Written task: Copy each line of the listing below exactly.

-----

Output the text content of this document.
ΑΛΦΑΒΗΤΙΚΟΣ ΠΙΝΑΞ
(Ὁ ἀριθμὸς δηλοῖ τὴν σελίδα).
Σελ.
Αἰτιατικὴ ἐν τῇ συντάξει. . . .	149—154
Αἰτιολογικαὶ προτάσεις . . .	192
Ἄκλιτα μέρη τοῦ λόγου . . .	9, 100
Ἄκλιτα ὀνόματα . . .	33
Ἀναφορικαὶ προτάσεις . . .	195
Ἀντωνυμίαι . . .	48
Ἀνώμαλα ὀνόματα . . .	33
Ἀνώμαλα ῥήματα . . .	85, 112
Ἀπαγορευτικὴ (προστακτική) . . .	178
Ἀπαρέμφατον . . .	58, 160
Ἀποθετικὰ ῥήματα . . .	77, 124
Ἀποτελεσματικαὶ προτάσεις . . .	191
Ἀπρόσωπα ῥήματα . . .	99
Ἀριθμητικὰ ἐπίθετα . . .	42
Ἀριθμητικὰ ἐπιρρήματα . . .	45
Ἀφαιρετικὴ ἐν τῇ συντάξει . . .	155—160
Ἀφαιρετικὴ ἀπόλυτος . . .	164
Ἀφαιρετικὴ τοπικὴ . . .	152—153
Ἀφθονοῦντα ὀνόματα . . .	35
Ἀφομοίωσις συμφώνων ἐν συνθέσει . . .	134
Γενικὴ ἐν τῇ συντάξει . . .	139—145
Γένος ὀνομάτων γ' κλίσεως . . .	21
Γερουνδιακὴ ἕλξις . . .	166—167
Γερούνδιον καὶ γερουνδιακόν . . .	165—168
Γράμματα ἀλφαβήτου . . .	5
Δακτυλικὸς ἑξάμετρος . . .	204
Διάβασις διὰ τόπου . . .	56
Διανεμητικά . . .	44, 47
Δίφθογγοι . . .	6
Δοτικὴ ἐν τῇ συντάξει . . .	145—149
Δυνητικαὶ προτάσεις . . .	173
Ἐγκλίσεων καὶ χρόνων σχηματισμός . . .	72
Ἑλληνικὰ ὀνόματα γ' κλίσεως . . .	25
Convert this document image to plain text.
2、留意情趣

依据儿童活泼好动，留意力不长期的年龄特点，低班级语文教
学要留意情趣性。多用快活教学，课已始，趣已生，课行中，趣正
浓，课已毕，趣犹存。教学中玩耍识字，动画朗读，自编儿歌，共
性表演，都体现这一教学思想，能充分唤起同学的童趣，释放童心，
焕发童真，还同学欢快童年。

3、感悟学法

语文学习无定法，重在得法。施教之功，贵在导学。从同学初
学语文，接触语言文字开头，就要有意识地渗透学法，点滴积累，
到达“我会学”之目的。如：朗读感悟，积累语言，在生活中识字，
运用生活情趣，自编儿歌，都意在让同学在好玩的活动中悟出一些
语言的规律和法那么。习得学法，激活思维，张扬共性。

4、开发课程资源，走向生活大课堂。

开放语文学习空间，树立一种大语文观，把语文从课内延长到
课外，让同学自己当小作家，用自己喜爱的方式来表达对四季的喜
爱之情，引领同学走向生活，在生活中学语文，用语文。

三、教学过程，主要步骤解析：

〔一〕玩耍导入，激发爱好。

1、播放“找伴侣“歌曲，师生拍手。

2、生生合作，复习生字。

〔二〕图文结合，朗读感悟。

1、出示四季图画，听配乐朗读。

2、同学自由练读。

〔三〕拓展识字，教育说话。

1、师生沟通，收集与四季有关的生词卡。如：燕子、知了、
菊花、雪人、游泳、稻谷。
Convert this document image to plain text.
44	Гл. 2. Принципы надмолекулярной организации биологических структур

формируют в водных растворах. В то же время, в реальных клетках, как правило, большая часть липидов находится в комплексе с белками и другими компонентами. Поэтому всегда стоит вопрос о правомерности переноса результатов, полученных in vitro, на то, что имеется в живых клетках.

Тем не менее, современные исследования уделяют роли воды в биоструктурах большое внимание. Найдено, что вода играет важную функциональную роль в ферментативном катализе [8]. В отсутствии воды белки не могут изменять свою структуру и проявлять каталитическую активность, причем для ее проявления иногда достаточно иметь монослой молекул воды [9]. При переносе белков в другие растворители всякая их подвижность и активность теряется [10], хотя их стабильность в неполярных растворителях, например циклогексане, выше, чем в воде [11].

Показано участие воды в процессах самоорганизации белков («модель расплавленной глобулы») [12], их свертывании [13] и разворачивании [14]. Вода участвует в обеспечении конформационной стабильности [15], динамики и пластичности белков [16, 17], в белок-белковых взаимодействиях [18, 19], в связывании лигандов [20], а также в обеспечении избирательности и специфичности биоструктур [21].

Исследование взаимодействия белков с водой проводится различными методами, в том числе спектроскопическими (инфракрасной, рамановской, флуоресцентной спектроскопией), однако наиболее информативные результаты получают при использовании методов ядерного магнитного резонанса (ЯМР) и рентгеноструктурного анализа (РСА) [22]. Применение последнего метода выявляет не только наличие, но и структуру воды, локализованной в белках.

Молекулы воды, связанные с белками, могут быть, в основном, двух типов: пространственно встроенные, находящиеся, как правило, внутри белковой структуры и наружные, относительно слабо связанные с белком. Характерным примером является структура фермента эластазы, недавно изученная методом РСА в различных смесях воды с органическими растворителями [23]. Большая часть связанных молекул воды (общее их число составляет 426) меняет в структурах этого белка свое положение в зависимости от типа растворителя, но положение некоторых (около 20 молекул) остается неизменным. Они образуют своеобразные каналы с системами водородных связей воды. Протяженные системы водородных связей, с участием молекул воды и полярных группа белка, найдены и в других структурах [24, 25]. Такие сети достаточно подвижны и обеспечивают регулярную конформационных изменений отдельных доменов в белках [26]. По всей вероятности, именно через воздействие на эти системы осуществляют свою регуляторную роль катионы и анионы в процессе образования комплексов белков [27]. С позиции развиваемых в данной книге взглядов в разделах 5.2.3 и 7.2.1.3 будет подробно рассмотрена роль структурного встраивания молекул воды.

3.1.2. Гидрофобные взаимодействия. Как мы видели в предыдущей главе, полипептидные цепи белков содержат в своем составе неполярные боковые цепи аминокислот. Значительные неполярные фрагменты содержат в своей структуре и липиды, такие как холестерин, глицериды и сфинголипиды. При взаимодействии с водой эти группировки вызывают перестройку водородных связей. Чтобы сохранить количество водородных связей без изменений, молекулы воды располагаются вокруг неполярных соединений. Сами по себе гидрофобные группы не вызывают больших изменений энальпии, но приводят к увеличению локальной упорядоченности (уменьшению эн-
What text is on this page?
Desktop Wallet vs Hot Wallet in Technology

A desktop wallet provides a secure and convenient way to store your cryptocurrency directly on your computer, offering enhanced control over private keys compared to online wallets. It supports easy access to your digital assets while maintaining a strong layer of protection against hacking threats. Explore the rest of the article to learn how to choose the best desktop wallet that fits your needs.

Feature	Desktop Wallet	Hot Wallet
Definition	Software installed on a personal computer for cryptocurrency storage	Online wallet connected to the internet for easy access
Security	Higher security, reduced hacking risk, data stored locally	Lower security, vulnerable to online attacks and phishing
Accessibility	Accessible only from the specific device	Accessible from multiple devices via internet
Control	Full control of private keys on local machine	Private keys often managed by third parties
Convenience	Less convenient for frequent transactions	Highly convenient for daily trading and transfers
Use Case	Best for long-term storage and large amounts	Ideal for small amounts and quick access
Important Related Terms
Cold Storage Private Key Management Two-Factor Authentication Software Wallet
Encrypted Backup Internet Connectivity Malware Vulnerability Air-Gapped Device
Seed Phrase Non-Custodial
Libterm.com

-----

Reply:
Output the text content of this document.
ΑΛΦΑΒΗΤΙΚΟΣ ΠΙΝΑΞ
(Ὁ ἀριθμὸς δηλοῖ τὴν σελίδα).
Σελ.
Αἰτιατικὴ ἐν τῇ συντάξει. . . .	149—154
Αἰτιολογικαὶ προτάσεις . . .	192
Ἄκλιτα μέρη τοῦ λόγου . . .	9, 100
Ἄκλιτα ὀνόματα . . .	33
Ἀναφορικαὶ προτάσεις . . .	195
Ἀντωνυμίαι . . .	48
Ἀνώμαλα ὀνόματα . . .	33
Ἀνώμαλα ῥήματα . . .	85, 112
Ἀπαγορευτικὴ (προστακτική) . . .	178
Ἀπαρέμφατον . . .	58, 160
Ἀποθετικὰ ῥήματα . . .	77, 124
Ἀποτελεσματικαὶ προτάσεις . . .	191
Ἀπρόσωπα ῥήματα . . .	99
Ἀριθμητικὰ ἐπίθετα . . .	42
Ἀριθμητικὰ ἐπιρρήματα . . .	45
Ἀφαιρετικὴ ἐν τῇ συντάξει . . .	155—160
Ἀφαιρετικὴ ἀπόλυτος . . .	164
Ἀφαιρετικὴ τοπικὴ . . .	152—153
Ἀφθονοῦντα ὀνόματα . . .	35
Ἀφομοίωσις συμφώνων ἐν συνθέσει . . .	134
Γενικὴ ἐν τῇ συντάξει . . .	139—145
Γένος ὀνομάτων γ' κλίσεως . . .	21
Γερουνδιακὴ ἕλξις . . .	166—167
Γερούνδιον καὶ γερουνδιακόν . . .	165—168
Γράμματα ἀλφαβήτου . . .	5
Δακτυλικὸς ἑξάμετρος . . .	204
Διάβασις διὰ τόπου . . .	56
Διανεμητικά . . .	44, 47
Δίφθογγοι . . .	6
Δοτικὴ ἐν τῇ συντάξει . . .	145—149
Δυνητικαὶ προτάσεις . . .	173
Ἐγκλίσεων καὶ χρόνων σχηματισμός . . .	72
Ἑλληνικὰ ὀνόματα γ' κλίσεως . . .	25
Convert this document image to plain text.
2、留意情趣

依据儿童活泼好动，留意力不长期的年龄特点，低班级语文教
学要留意情趣性。多用快活教学，课已始，趣已生，课行中，趣正
浓，课已毕，趣犹存。教学中玩耍识字，动画朗读，自编儿歌，共
性表演，都体现这一教学思想，能充分唤起同学的童趣，释放童心，
焕发童真，还同学欢快童年。

3、感悟学法

语文学习无定法，重在得法。施教之功，贵在导学。从同学初
学语文，接触语言文字开头，就要有意识地渗透学法，点滴积累，
到达“我会学”之目的。如：朗读感悟，积累语言，在生活中识字，
运用生活情趣，自编儿歌，都意在让同学在好玩的活动中悟出一些
语言的规律和法那么。习得学法，激活思维，张扬共性。

4、开发课程资源，走向生活大课堂。

开放语文学习空间，树立一种大语文观，把语文从课内延长到
课外，让同学自己当小作家，用自己喜爱的方式来表达对四季的喜
爱之情，引领同学走向生活，在生活中学语文，用语文。

三、教学过程，主要步骤解析：

〔一〕玩耍导入，激发爱好。

1、播放“找伴侣“歌曲，师生拍手。

2、生生合作，复习生字。

〔二〕图文结合，朗读感悟。

1、出示四季图画，听配乐朗读。

2、同学自由练读。

〔三〕拓展识字，教育说话。

1、师生沟通，收集与四季有关的生词卡。如：燕子、知了、
菊花、雪人、游泳、稻谷。
Convert this document image to plain text.
44	Гл. 2. Принципы надмолекулярной организации биологических структур

формируют в водных растворах. В то же время, в реальных клетках, как правило, большая часть липидов находится в комплексе с белками и другими компонентами. Поэтому всегда стоит вопрос о правомерности переноса результатов, полученных in vitro, на то, что имеется в живых клетках.

Тем не менее, современные исследования уделяют роли воды в биоструктурах большое внимание. Найдено, что вода играет важную функциональную роль в ферментативном катализе [8]. В отсутствии воды белки не могут изменять свою структуру и проявлять каталитическую активность, причем для ее проявления иногда достаточно иметь монослой молекул воды [9]. При переносе белков в другие растворители всякая их подвижность и активность теряется [10], хотя их стабильность в неполярных растворителях, например циклогексане, выше, чем в воде [11].

Показано участие воды в процессах самоорганизации белков («модель расплавленной глобулы») [12], их свертывании [13] и разворачивании [14]. Вода участвует в обеспечении конформационной стабильности [15], динамики и пластичности белков [16, 17], в белок-белковых взаимодействиях [18, 19], в связывании лигандов [20], а также в обеспечении избирательности и специфичности биоструктур [21].

Исследование взаимодействия белков с водой проводится различными методами, в том числе спектроскопическими (инфракрасной, рамановской, флуоресцентной спектроскопией), однако наиболее информативные результаты получают при использовании методов ядерного магнитного резонанса (ЯМР) и рентгеноструктурного анализа (РСА) [22]. Применение последнего метода выявляет не только наличие, но и структуру воды, локализованной в белках.

Молекулы воды, связанные с белками, могут быть, в основном, двух типов: пространственно встроенные, находящиеся, как правило, внутри белковой структуры и наружные, относительно слабо связанные с белком. Характерным примером является структура фермента эластазы, недавно изученная методом РСА в различных смесях воды с органическими растворителями [23]. Большая часть связанных молекул воды (общее их число составляет 426) меняет в структурах этого белка свое положение в зависимости от типа растворителя, но положение некоторых (около 20 молекул) остается неизменным. Они образуют своеобразные каналы с системами водородных связей воды. Протяженные системы водородных связей, с участием молекул воды и полярных группа белка, найдены и в других структурах [24, 25]. Такие сети достаточно подвижны и обеспечивают регулярную конформационных изменений отдельных доменов в белках [26]. По всей вероятности, именно через воздействие на эти системы осуществляют свою регуляторную роль катионы и анионы в процессе образования комплексов белков [27]. С позиции развиваемых в данной книге взглядов в разделах 5.2.3 и 7.2.1.3 будет подробно рассмотрена роль структурного встраивания молекул воды.

3.1.2. Гидрофобные взаимодействия. Как мы видели в предыдущей главе, полипептидные цепи белков содержат в своем составе неполярные боковые цепи аминокислот. Значительные неполярные фрагменты содержат в своей структуре и липиды, такие как холестерин, глицериды и сфинголипиды. При взаимодействии с водой эти группировки вызывают перестройку водородных связей. Чтобы сохранить количество водородных связей без изменений, молекулы воды располагаются вокруг неполярных соединений. Сами по себе гидрофобные группы не вызывают больших изменений энальпии, но приводят к увеличению локальной упорядоченности (уменьшению эн-
What text is on this page?
Desktop Wallet vs Hot Wallet in Technology

A desktop wallet provides a secure and convenient way to store your cryptocurrency directly on your computer, offering enhanced control over private keys compared to online wallets. It supports easy access to your digital assets while maintaining a strong layer of protection against hacking threats. Explore the rest of the article to learn how to choose the best desktop wallet that fits your needs.

Feature	Desktop Wallet	Hot Wallet
Definition	Software installed on a personal computer for cryptocurrency storage	Online wallet connected to the internet for easy access
Security	Higher security, reduced hacking risk, data stored locally	Lower security, vulnerable to online attacks and phishing
Accessibility	Accessible only from the specific device	Accessible from multiple devices via internet
Control	Full control of private keys on local machine	Private keys often managed by third parties
Convenience	Less convenient for frequent transactions	Highly convenient for daily trading and transfers
Use Case	Best for long-term storage and large amounts	Ideal for small amounts and quick access
Important Related Terms
Cold Storage Private Key Management Two-Factor Authentication Software Wallet
Encrypted Backup Internet Connectivity Malware Vulnerability Air-Gapped Device
Seed Phrase Non-Custodial
Libterm.com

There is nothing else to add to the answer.